* _WHAT IS REQUIRED_
Copy each line below that contains "image".

* _INPUT RECORDS_
_____

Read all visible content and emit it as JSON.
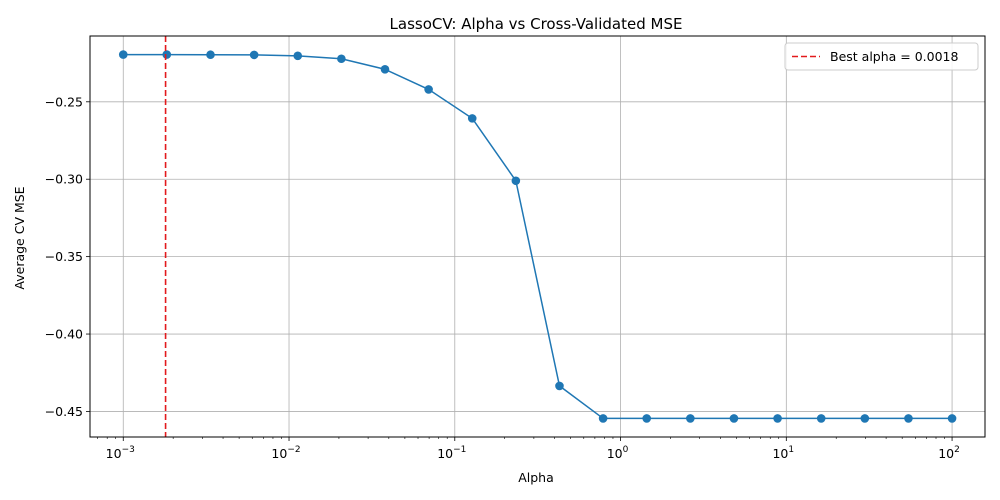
{
  "chart_data": {
    "type": "line",
    "title": "LassoCV: Alpha vs Cross-Validated MSE",
    "xlabel": "Alpha",
    "ylabel": "Average CV MSE",
    "xscale": "log",
    "xlim": [
      0.00063,
      158
    ],
    "ylim": [
      -0.4665,
      -0.2075
    ],
    "grid": true,
    "legend_position": "top-right",
    "x_ticks": [
      {
        "base": "10",
        "exp": "−3",
        "value": 0.001
      },
      {
        "base": "10",
        "exp": "−2",
        "value": 0.01
      },
      {
        "base": "10",
        "exp": "−1",
        "value": 0.1
      },
      {
        "base": "10",
        "exp": "0",
        "value": 1
      },
      {
        "base": "10",
        "exp": "1",
        "value": 10
      },
      {
        "base": "10",
        "exp": "2",
        "value": 100
      }
    ],
    "y_ticks": [
      {
        "label": "−0.25",
        "value": -0.25
      },
      {
        "label": "−0.30",
        "value": -0.3
      },
      {
        "label": "−0.35",
        "value": -0.35
      },
      {
        "label": "−0.40",
        "value": -0.4
      },
      {
        "label": "−0.45",
        "value": -0.45
      }
    ],
    "series": [
      {
        "color": "#1f77b4",
        "x": [
          0.001,
          0.00183,
          0.00336,
          0.00616,
          0.01129,
          0.02069,
          0.03793,
          0.06952,
          0.12743,
          0.23357,
          0.42813,
          0.78476,
          1.43845,
          2.63665,
          4.83293,
          8.85867,
          16.2378,
          29.7635,
          54.5559,
          100
        ],
        "y": [
          -0.2195,
          -0.2195,
          -0.2196,
          -0.2197,
          -0.2203,
          -0.2222,
          -0.229,
          -0.242,
          -0.2607,
          -0.301,
          -0.4335,
          -0.4545,
          -0.4545,
          -0.4545,
          -0.4545,
          -0.4545,
          -0.4545,
          -0.4545,
          -0.4545,
          -0.4545
        ]
      }
    ],
    "vline": {
      "x": 0.0018,
      "color": "#e31a1c",
      "label": "Best alpha = 0.0018"
    }
  }
}
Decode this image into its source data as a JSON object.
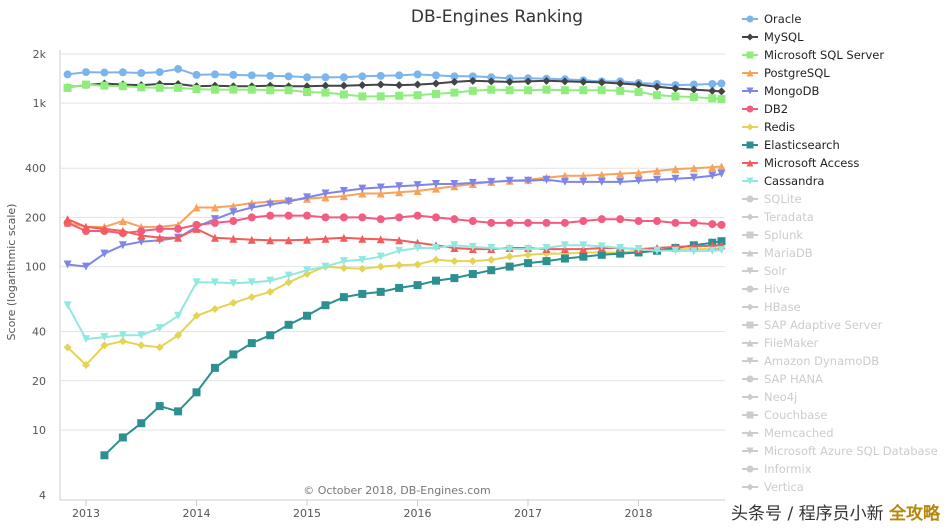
{
  "chart_data": {
    "type": "line",
    "title": "DB-Engines Ranking",
    "ylabel": "Score (logarithmic scale)",
    "xlabel": "",
    "credits": "© October 2018, DB-Engines.com",
    "yscale": "log",
    "ylim": [
      4,
      2000
    ],
    "yticks": [
      {
        "v": 4,
        "label": "4"
      },
      {
        "v": 10,
        "label": "10"
      },
      {
        "v": 20,
        "label": "20"
      },
      {
        "v": 40,
        "label": "40"
      },
      {
        "v": 100,
        "label": "100"
      },
      {
        "v": 200,
        "label": "200"
      },
      {
        "v": 400,
        "label": "400"
      },
      {
        "v": 1000,
        "label": "1k"
      },
      {
        "v": 2000,
        "label": "2k"
      }
    ],
    "xticks": [
      "2013",
      "2014",
      "2015",
      "2016",
      "2017",
      "2018"
    ],
    "grid": true,
    "legend_position": "right",
    "x": [
      "2012-11",
      "2013-01",
      "2013-03",
      "2013-05",
      "2013-07",
      "2013-09",
      "2013-11",
      "2014-01",
      "2014-03",
      "2014-05",
      "2014-07",
      "2014-09",
      "2014-11",
      "2015-01",
      "2015-03",
      "2015-05",
      "2015-07",
      "2015-09",
      "2015-11",
      "2016-01",
      "2016-03",
      "2016-05",
      "2016-07",
      "2016-09",
      "2016-11",
      "2017-01",
      "2017-03",
      "2017-05",
      "2017-07",
      "2017-09",
      "2017-11",
      "2018-01",
      "2018-03",
      "2018-05",
      "2018-07",
      "2018-09",
      "2018-10"
    ],
    "series": [
      {
        "name": "Oracle",
        "color": "#7cb5ec",
        "marker": "circle",
        "visible": true,
        "values": [
          1500,
          1550,
          1540,
          1545,
          1530,
          1550,
          1620,
          1490,
          1500,
          1490,
          1480,
          1470,
          1460,
          1440,
          1440,
          1440,
          1460,
          1470,
          1480,
          1500,
          1480,
          1460,
          1460,
          1440,
          1420,
          1420,
          1410,
          1400,
          1380,
          1360,
          1360,
          1330,
          1310,
          1290,
          1300,
          1310,
          1320
        ]
      },
      {
        "name": "MySQL",
        "color": "#434348",
        "marker": "diamond",
        "visible": true,
        "values": [
          1250,
          1290,
          1320,
          1300,
          1290,
          1310,
          1310,
          1270,
          1280,
          1270,
          1270,
          1280,
          1270,
          1270,
          1280,
          1280,
          1290,
          1300,
          1290,
          1300,
          1320,
          1350,
          1370,
          1360,
          1350,
          1360,
          1370,
          1360,
          1350,
          1340,
          1320,
          1300,
          1260,
          1230,
          1210,
          1190,
          1180
        ]
      },
      {
        "name": "Microsoft SQL Server",
        "color": "#90ed7d",
        "marker": "square",
        "visible": true,
        "values": [
          1240,
          1300,
          1280,
          1270,
          1250,
          1240,
          1240,
          1220,
          1210,
          1210,
          1210,
          1200,
          1200,
          1170,
          1160,
          1130,
          1100,
          1100,
          1110,
          1120,
          1140,
          1160,
          1190,
          1210,
          1200,
          1200,
          1210,
          1200,
          1200,
          1200,
          1190,
          1170,
          1120,
          1100,
          1090,
          1070,
          1060
        ]
      },
      {
        "name": "PostgreSQL",
        "color": "#f7a35c",
        "marker": "triangle",
        "visible": true,
        "values": [
          185,
          175,
          175,
          190,
          175,
          175,
          180,
          230,
          230,
          235,
          245,
          250,
          255,
          260,
          265,
          270,
          280,
          280,
          285,
          290,
          300,
          310,
          320,
          330,
          335,
          340,
          350,
          360,
          360,
          365,
          370,
          375,
          385,
          395,
          400,
          405,
          410
        ]
      },
      {
        "name": "MongoDB",
        "color": "#8085e9",
        "marker": "triangle-down",
        "visible": true,
        "values": [
          103,
          100,
          120,
          135,
          142,
          145,
          150,
          175,
          195,
          215,
          230,
          240,
          250,
          265,
          280,
          290,
          300,
          305,
          310,
          315,
          320,
          320,
          325,
          330,
          335,
          335,
          340,
          330,
          330,
          330,
          330,
          335,
          340,
          345,
          350,
          360,
          370
        ]
      },
      {
        "name": "DB2",
        "color": "#f15c80",
        "marker": "circle",
        "visible": true,
        "values": [
          185,
          165,
          165,
          160,
          165,
          170,
          170,
          180,
          185,
          190,
          200,
          205,
          205,
          205,
          200,
          200,
          200,
          195,
          200,
          205,
          200,
          195,
          190,
          185,
          185,
          185,
          185,
          185,
          190,
          195,
          195,
          190,
          190,
          185,
          185,
          182,
          180
        ]
      },
      {
        "name": "Redis",
        "color": "#e4d354",
        "marker": "diamond",
        "visible": true,
        "values": [
          32,
          25,
          33,
          35,
          33,
          32,
          38,
          50,
          55,
          60,
          65,
          70,
          80,
          90,
          100,
          98,
          97,
          100,
          102,
          103,
          110,
          108,
          108,
          110,
          115,
          118,
          120,
          120,
          122,
          122,
          122,
          125,
          125,
          128,
          128,
          128,
          130
        ]
      },
      {
        "name": "Elasticsearch",
        "color": "#2b908f",
        "marker": "square",
        "visible": true,
        "values": [
          null,
          null,
          7,
          9,
          11,
          14,
          13,
          17,
          24,
          29,
          34,
          38,
          44,
          50,
          58,
          65,
          68,
          70,
          74,
          77,
          82,
          85,
          90,
          95,
          100,
          105,
          108,
          112,
          115,
          118,
          120,
          122,
          125,
          130,
          135,
          140,
          143
        ]
      },
      {
        "name": "Microsoft Access",
        "color": "#f45b5b",
        "marker": "triangle",
        "visible": true,
        "values": [
          195,
          175,
          170,
          165,
          155,
          150,
          150,
          170,
          150,
          148,
          146,
          145,
          145,
          146,
          148,
          150,
          148,
          147,
          145,
          140,
          135,
          130,
          128,
          128,
          130,
          130,
          128,
          128,
          128,
          130,
          130,
          128,
          130,
          132,
          133,
          134,
          135
        ]
      },
      {
        "name": "Cassandra",
        "color": "#91e8e1",
        "marker": "triangle-down",
        "visible": true,
        "values": [
          58,
          36,
          37,
          38,
          38,
          42,
          50,
          80,
          80,
          79,
          80,
          82,
          88,
          95,
          100,
          108,
          110,
          115,
          125,
          130,
          130,
          135,
          132,
          130,
          128,
          128,
          130,
          135,
          135,
          133,
          130,
          128,
          125,
          125,
          124,
          125,
          126
        ]
      },
      {
        "name": "SQLite",
        "color": "#cccccc",
        "marker": "circle",
        "visible": false
      },
      {
        "name": "Teradata",
        "color": "#cccccc",
        "marker": "diamond",
        "visible": false
      },
      {
        "name": "Splunk",
        "color": "#cccccc",
        "marker": "square",
        "visible": false
      },
      {
        "name": "MariaDB",
        "color": "#cccccc",
        "marker": "triangle",
        "visible": false
      },
      {
        "name": "Solr",
        "color": "#cccccc",
        "marker": "triangle-down",
        "visible": false
      },
      {
        "name": "Hive",
        "color": "#cccccc",
        "marker": "circle",
        "visible": false
      },
      {
        "name": "HBase",
        "color": "#cccccc",
        "marker": "diamond",
        "visible": false
      },
      {
        "name": "SAP Adaptive Server",
        "color": "#cccccc",
        "marker": "square",
        "visible": false
      },
      {
        "name": "FileMaker",
        "color": "#cccccc",
        "marker": "triangle",
        "visible": false
      },
      {
        "name": "Amazon DynamoDB",
        "color": "#cccccc",
        "marker": "triangle-down",
        "visible": false
      },
      {
        "name": "SAP HANA",
        "color": "#cccccc",
        "marker": "circle",
        "visible": false
      },
      {
        "name": "Neo4j",
        "color": "#cccccc",
        "marker": "diamond",
        "visible": false
      },
      {
        "name": "Couchbase",
        "color": "#cccccc",
        "marker": "square",
        "visible": false
      },
      {
        "name": "Memcached",
        "color": "#cccccc",
        "marker": "triangle",
        "visible": false
      },
      {
        "name": "Microsoft Azure SQL Database",
        "color": "#cccccc",
        "marker": "triangle-down",
        "visible": false
      },
      {
        "name": "Informix",
        "color": "#cccccc",
        "marker": "circle",
        "visible": false
      },
      {
        "name": "Vertica",
        "color": "#cccccc",
        "marker": "diamond",
        "visible": false
      }
    ]
  },
  "watermark": {
    "prefix": "头条号 / 程序员小新",
    "suffix": "全攻略"
  }
}
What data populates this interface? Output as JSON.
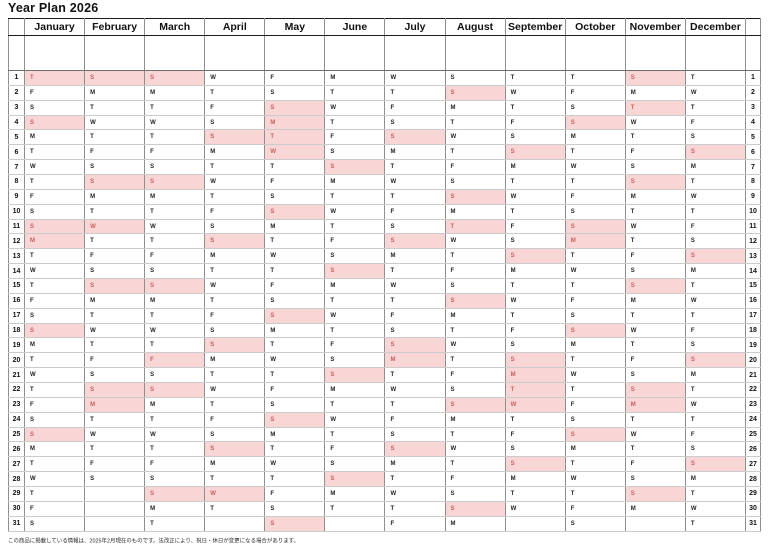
{
  "title": "Year Plan 2026",
  "note": "この商品に掲載している情報は、2025年2月現在のものです。法改正により、祝日・休日が変更になる場合があります。",
  "colors": {
    "highlight_bg": "#f9d6d6",
    "highlight_text": "#c9605f",
    "grid_line_vertical": "#8f8f8f",
    "grid_line_horizontal": "#cbcbcb",
    "border": "#1a1a1a"
  },
  "calendar": {
    "year": "2026",
    "day_numbers": [
      1,
      2,
      3,
      4,
      5,
      6,
      7,
      8,
      9,
      10,
      11,
      12,
      13,
      14,
      15,
      16,
      17,
      18,
      19,
      20,
      21,
      22,
      23,
      24,
      25,
      26,
      27,
      28,
      29,
      30,
      31
    ],
    "months": [
      {
        "name": "January",
        "letters": [
          "T",
          "F",
          "S",
          "S",
          "M",
          "T",
          "W",
          "T",
          "F",
          "S",
          "S",
          "M",
          "T",
          "W",
          "T",
          "F",
          "S",
          "S",
          "M",
          "T",
          "W",
          "T",
          "F",
          "S",
          "S",
          "M",
          "T",
          "W",
          "T",
          "F",
          "S"
        ],
        "red_days": [
          1,
          4,
          11,
          12,
          18,
          25
        ]
      },
      {
        "name": "February",
        "letters": [
          "S",
          "M",
          "T",
          "W",
          "T",
          "F",
          "S",
          "S",
          "M",
          "T",
          "W",
          "T",
          "F",
          "S",
          "S",
          "M",
          "T",
          "W",
          "T",
          "F",
          "S",
          "S",
          "M",
          "T",
          "W",
          "T",
          "F",
          "S",
          "",
          "",
          ""
        ],
        "red_days": [
          1,
          8,
          11,
          15,
          22,
          23
        ]
      },
      {
        "name": "March",
        "letters": [
          "S",
          "M",
          "T",
          "W",
          "T",
          "F",
          "S",
          "S",
          "M",
          "T",
          "W",
          "T",
          "F",
          "S",
          "S",
          "M",
          "T",
          "W",
          "T",
          "F",
          "S",
          "S",
          "M",
          "T",
          "W",
          "T",
          "F",
          "S",
          "S",
          "M",
          "T"
        ],
        "red_days": [
          1,
          8,
          15,
          20,
          22,
          29
        ]
      },
      {
        "name": "April",
        "letters": [
          "W",
          "T",
          "F",
          "S",
          "S",
          "M",
          "T",
          "W",
          "T",
          "F",
          "S",
          "S",
          "M",
          "T",
          "W",
          "T",
          "F",
          "S",
          "S",
          "M",
          "T",
          "W",
          "T",
          "F",
          "S",
          "S",
          "M",
          "T",
          "W",
          "T",
          ""
        ],
        "red_days": [
          5,
          12,
          19,
          26,
          29
        ]
      },
      {
        "name": "May",
        "letters": [
          "F",
          "S",
          "S",
          "M",
          "T",
          "W",
          "T",
          "F",
          "S",
          "S",
          "M",
          "T",
          "W",
          "T",
          "F",
          "S",
          "S",
          "M",
          "T",
          "W",
          "T",
          "F",
          "S",
          "S",
          "M",
          "T",
          "W",
          "T",
          "F",
          "S",
          "S"
        ],
        "red_days": [
          3,
          4,
          5,
          6,
          10,
          17,
          24,
          31
        ]
      },
      {
        "name": "June",
        "letters": [
          "M",
          "T",
          "W",
          "T",
          "F",
          "S",
          "S",
          "M",
          "T",
          "W",
          "T",
          "F",
          "S",
          "S",
          "M",
          "T",
          "W",
          "T",
          "F",
          "S",
          "S",
          "M",
          "T",
          "W",
          "T",
          "F",
          "S",
          "S",
          "M",
          "T",
          ""
        ],
        "red_days": [
          7,
          14,
          21,
          28
        ]
      },
      {
        "name": "July",
        "letters": [
          "W",
          "T",
          "F",
          "S",
          "S",
          "M",
          "T",
          "W",
          "T",
          "F",
          "S",
          "S",
          "M",
          "T",
          "W",
          "T",
          "F",
          "S",
          "S",
          "M",
          "T",
          "W",
          "T",
          "F",
          "S",
          "S",
          "M",
          "T",
          "W",
          "T",
          "F"
        ],
        "red_days": [
          5,
          12,
          19,
          20,
          26
        ]
      },
      {
        "name": "August",
        "letters": [
          "S",
          "S",
          "M",
          "T",
          "W",
          "T",
          "F",
          "S",
          "S",
          "M",
          "T",
          "W",
          "T",
          "F",
          "S",
          "S",
          "M",
          "T",
          "W",
          "T",
          "F",
          "S",
          "S",
          "M",
          "T",
          "W",
          "T",
          "F",
          "S",
          "S",
          "M"
        ],
        "red_days": [
          2,
          9,
          11,
          16,
          23,
          30
        ]
      },
      {
        "name": "September",
        "letters": [
          "T",
          "W",
          "T",
          "F",
          "S",
          "S",
          "M",
          "T",
          "W",
          "T",
          "F",
          "S",
          "S",
          "M",
          "T",
          "W",
          "T",
          "F",
          "S",
          "S",
          "M",
          "T",
          "W",
          "T",
          "F",
          "S",
          "S",
          "M",
          "T",
          "W",
          ""
        ],
        "red_days": [
          6,
          13,
          20,
          21,
          22,
          23,
          27
        ]
      },
      {
        "name": "October",
        "letters": [
          "T",
          "F",
          "S",
          "S",
          "M",
          "T",
          "W",
          "T",
          "F",
          "S",
          "S",
          "M",
          "T",
          "W",
          "T",
          "F",
          "S",
          "S",
          "M",
          "T",
          "W",
          "T",
          "F",
          "S",
          "S",
          "M",
          "T",
          "W",
          "T",
          "F",
          "S"
        ],
        "red_days": [
          4,
          11,
          12,
          18,
          25
        ]
      },
      {
        "name": "November",
        "letters": [
          "S",
          "M",
          "T",
          "W",
          "T",
          "F",
          "S",
          "S",
          "M",
          "T",
          "W",
          "T",
          "F",
          "S",
          "S",
          "M",
          "T",
          "W",
          "T",
          "F",
          "S",
          "S",
          "M",
          "T",
          "W",
          "T",
          "F",
          "S",
          "S",
          "M",
          ""
        ],
        "red_days": [
          1,
          3,
          8,
          15,
          22,
          23,
          29
        ]
      },
      {
        "name": "December",
        "letters": [
          "T",
          "W",
          "T",
          "F",
          "S",
          "S",
          "M",
          "T",
          "W",
          "T",
          "F",
          "S",
          "S",
          "M",
          "T",
          "W",
          "T",
          "F",
          "S",
          "S",
          "M",
          "T",
          "W",
          "T",
          "F",
          "S",
          "S",
          "M",
          "T",
          "W",
          "T"
        ],
        "red_days": [
          6,
          13,
          20,
          27
        ]
      }
    ]
  }
}
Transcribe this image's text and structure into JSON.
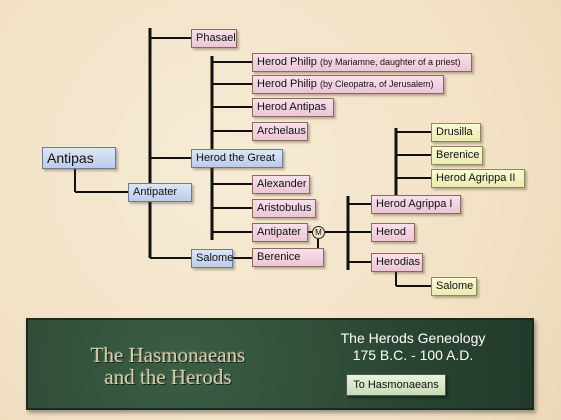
{
  "tree": {
    "antipas": "Antipas",
    "antipater_root": "Antipater",
    "phasael": "Phasael",
    "herod_the_great": "Herod the Great",
    "salome_sister": "Salome",
    "herod_philip_1": "Herod Philip",
    "herod_philip_1_note": "(by Mariamne, daughter of a priest)",
    "herod_philip_2": "Herod Philip",
    "herod_philip_2_note": "(by Cleopatra, of Jerusalem)",
    "herod_antipas": "Herod Antipas",
    "archelaus": "Archelaus",
    "alexander": "Alexander",
    "aristobulus": "Aristobulus",
    "antipater_son": "Antipater",
    "marriage_mark": "M",
    "berenice_wife": "Berenice",
    "herod_agrippa_1": "Herod Agrippa I",
    "herod": "Herod",
    "herodias": "Herodias",
    "drusilla": "Drusilla",
    "berenice_daughter": "Berenice",
    "herod_agrippa_2": "Herod Agrippa II",
    "salome_daughter": "Salome"
  },
  "colors": {
    "pink_node": "#f3d3e0",
    "blue_node": "#c9d6f0",
    "yellow_node": "#f4f3c2",
    "panel_green": "#2f4c38",
    "background": "#f3e5cc"
  },
  "panel": {
    "title_line1": "The Hasmonaeans",
    "title_line2": "and the Herods",
    "subtitle_line1": "The Herods Geneology",
    "subtitle_line2": "175 B.C. - 100 A.D.",
    "button_label": "To Hasmonaeans"
  }
}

_____

* _TASK RESPONSE_
Decode this image into its source data as a JSON object.
Transcribe this image's text and structure into JSON.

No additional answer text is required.